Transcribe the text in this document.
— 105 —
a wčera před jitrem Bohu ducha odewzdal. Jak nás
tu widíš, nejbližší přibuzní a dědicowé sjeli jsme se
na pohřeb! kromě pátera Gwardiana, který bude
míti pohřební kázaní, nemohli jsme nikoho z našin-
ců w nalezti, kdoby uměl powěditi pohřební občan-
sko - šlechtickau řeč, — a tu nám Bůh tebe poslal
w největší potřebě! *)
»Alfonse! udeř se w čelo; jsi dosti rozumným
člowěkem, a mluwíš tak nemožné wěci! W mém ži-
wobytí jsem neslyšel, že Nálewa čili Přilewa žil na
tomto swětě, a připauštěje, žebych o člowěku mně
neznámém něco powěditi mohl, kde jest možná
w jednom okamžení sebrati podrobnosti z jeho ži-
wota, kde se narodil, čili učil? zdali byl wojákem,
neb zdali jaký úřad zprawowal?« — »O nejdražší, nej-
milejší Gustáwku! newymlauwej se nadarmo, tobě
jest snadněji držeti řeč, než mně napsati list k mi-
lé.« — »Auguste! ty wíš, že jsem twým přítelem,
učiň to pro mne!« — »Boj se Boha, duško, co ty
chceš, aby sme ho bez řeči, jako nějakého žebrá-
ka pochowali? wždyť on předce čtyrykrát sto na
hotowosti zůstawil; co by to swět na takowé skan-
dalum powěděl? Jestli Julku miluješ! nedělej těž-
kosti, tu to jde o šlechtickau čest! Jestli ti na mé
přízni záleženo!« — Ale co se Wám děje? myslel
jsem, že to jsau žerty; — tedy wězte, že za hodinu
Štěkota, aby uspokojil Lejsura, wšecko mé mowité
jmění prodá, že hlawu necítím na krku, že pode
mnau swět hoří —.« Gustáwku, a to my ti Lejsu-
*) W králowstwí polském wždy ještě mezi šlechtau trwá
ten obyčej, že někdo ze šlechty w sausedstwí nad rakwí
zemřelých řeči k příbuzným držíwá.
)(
________________
Goal: Retype all of the material above with every character intact.

Task answer:
Transcribe the text in this document.
— 105 —
a wčera před jitrem Bohu ducha odewzdal. Jak nás
tu widíš, nejbližší přibuzní a dědicowé sjeli jsme se
na pohřeb! kromě pátera Gwardiana, který bude
míti pohřební kázaní, nemohli jsme nikoho z našin-
ců w nalezti, kdoby uměl powěditi pohřební občan-
sko - šlechtickau řeč, — a tu nám Bůh tebe poslal
w největší potřebě! *)
»Alfonse! udeř se w čelo; jsi dosti rozumným
člowěkem, a mluwíš tak nemožné wěci! W mém ži-
wobytí jsem neslyšel, že Nálewa čili Přilewa žil na
tomto swětě, a připauštěje, žebych o člowěku mně
neznámém něco powěditi mohl, kde jest možná
w jednom okamžení sebrati podrobnosti z jeho ži-
wota, kde se narodil, čili učil? zdali byl wojákem,
neb zdali jaký úřad zprawowal?« — »O nejdražší, nej-
milejší Gustáwku! newymlauwej se nadarmo, tobě
jest snadněji držeti řeč, než mně napsati list k mi-
lé.« — »Auguste! ty wíš, že jsem twým přítelem,
učiň to pro mne!« — »Boj se Boha, duško, co ty
chceš, aby sme ho bez řeči, jako nějakého žebrá-
ka pochowali? wždyť on předce čtyrykrát sto na
hotowosti zůstawil; co by to swět na takowé skan-
dalum powěděl? Jestli Julku miluješ! nedělej těž-
kosti, tu to jde o šlechtickau čest! Jestli ti na mé
přízni záleženo!« — Ale co se Wám děje? myslel
jsem, že to jsau žerty; — tedy wězte, že za hodinu
Štěkota, aby uspokojil Lejsura, wšecko mé mowité
jmění prodá, že hlawu necítím na krku, že pode
mnau swět hoří —.« Gustáwku, a to my ti Lejsu-
*) W králowstwí polském wždy ještě mezi šlechtau trwá
ten obyčej, že někdo ze šlechty w sausedstwí nad rakwí
zemřelých řeči k příbuzným držíwá.
)(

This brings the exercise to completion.